Stored data entries:
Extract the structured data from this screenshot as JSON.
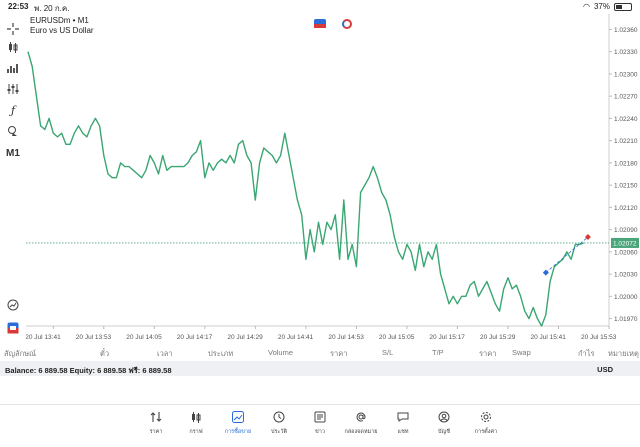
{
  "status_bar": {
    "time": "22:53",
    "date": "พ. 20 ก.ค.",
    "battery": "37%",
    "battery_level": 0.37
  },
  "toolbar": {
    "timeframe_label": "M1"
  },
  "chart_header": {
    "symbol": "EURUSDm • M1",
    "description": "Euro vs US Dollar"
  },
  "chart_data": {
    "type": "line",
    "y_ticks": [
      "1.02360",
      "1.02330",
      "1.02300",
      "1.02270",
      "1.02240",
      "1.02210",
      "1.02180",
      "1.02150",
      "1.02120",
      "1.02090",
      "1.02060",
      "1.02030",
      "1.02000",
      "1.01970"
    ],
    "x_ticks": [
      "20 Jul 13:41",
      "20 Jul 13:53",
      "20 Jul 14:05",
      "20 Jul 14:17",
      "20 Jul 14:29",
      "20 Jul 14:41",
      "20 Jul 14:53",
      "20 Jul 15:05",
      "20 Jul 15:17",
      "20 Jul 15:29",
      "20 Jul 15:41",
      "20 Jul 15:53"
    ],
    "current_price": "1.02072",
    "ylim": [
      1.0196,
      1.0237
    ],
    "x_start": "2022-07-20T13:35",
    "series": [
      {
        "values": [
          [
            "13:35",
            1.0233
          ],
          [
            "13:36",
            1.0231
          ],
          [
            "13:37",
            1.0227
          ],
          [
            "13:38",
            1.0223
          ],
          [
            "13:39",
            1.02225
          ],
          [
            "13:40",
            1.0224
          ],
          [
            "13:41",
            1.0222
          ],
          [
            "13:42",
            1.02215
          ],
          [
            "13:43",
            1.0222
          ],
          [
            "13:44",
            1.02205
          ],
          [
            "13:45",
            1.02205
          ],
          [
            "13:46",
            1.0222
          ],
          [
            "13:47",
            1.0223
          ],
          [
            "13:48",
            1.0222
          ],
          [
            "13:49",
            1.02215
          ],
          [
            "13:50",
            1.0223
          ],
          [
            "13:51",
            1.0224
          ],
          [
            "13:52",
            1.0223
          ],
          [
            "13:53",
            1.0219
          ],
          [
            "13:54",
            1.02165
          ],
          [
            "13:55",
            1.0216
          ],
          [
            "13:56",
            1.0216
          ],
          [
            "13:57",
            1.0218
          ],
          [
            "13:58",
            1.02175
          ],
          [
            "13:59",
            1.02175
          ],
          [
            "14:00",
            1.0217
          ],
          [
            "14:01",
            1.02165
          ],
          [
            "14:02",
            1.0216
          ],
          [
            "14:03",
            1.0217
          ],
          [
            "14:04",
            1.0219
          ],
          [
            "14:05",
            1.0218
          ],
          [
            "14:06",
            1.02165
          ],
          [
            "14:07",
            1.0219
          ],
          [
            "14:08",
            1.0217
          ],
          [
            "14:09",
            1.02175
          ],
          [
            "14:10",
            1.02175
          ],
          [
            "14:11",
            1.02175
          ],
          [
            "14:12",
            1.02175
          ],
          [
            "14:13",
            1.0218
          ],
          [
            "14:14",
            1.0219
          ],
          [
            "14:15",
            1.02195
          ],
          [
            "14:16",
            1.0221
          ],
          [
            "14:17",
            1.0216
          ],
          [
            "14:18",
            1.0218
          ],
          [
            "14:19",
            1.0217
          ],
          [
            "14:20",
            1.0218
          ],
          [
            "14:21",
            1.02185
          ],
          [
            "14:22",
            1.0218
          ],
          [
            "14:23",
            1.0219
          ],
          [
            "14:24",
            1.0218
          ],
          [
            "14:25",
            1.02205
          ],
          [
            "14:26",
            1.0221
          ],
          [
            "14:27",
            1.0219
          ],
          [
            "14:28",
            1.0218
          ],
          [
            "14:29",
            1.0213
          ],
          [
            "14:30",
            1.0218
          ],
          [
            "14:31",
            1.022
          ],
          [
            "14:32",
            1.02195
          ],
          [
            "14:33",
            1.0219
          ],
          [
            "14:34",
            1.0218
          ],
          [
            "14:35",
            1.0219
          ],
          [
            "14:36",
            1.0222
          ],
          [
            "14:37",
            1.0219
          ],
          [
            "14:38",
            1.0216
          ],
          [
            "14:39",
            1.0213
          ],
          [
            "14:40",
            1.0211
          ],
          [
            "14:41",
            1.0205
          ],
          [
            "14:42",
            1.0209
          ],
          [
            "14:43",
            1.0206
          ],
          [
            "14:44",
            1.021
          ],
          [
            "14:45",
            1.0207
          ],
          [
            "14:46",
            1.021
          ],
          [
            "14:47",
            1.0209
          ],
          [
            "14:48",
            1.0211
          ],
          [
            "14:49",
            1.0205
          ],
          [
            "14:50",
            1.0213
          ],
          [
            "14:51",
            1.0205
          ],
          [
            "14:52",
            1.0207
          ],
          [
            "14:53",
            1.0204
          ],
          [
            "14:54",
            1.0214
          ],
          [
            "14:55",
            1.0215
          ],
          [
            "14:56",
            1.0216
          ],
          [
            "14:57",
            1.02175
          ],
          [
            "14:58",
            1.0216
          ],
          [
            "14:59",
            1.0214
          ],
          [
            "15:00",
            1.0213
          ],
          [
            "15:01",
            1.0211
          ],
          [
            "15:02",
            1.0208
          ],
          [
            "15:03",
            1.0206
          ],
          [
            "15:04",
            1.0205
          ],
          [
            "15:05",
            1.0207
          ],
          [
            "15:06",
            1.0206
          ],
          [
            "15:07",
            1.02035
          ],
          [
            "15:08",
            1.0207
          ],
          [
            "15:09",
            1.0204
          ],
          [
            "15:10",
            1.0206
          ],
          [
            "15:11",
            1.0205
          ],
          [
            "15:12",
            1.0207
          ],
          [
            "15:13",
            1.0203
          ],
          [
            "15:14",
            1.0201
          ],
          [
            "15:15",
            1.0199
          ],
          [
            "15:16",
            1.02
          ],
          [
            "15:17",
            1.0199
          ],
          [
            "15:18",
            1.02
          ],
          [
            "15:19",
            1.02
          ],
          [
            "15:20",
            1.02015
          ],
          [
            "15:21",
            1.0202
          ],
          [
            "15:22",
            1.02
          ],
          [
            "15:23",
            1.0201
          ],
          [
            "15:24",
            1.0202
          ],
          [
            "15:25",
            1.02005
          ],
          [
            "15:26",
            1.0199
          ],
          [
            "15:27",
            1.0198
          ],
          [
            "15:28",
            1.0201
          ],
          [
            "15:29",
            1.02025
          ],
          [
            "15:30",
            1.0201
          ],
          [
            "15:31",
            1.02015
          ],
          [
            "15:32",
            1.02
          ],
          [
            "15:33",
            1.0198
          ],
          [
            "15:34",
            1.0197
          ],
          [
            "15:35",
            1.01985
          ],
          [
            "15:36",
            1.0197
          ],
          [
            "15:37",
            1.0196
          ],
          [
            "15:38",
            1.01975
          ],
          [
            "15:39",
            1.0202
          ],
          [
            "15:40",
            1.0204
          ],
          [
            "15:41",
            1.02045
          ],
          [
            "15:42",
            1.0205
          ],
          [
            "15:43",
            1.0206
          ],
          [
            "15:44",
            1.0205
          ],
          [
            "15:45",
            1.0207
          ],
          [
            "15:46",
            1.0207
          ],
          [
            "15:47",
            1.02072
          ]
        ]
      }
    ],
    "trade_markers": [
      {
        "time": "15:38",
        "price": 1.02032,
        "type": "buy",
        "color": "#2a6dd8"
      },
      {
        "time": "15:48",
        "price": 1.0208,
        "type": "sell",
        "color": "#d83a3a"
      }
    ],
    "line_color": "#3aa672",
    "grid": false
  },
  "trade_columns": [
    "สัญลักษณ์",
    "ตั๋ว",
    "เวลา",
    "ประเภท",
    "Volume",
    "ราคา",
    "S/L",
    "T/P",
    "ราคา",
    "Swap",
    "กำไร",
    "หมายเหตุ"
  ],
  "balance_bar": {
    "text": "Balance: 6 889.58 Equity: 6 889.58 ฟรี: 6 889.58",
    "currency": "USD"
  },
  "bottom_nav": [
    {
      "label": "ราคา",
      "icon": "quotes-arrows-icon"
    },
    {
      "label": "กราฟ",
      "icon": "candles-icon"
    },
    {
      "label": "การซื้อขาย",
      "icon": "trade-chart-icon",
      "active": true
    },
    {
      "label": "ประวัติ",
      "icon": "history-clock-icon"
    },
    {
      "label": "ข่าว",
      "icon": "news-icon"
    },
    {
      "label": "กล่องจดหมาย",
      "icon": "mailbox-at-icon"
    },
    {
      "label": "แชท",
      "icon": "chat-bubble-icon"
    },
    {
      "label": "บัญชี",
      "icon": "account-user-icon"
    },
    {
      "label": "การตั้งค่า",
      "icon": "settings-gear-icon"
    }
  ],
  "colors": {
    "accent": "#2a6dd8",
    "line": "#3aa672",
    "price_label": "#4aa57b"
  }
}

- Task brief -
Wherever the word "icon" occurs in a line of the listing, copy that line.

- Exercise solution -
      "icon": "quotes-arrows-icon"
      "icon": "candles-icon"
      "icon": "trade-chart-icon",
      "icon": "history-clock-icon"
      "icon": "news-icon"
      "icon": "mailbox-at-icon"
      "icon": "chat-bubble-icon"
      "icon": "account-user-icon"
      "icon": "settings-gear-icon"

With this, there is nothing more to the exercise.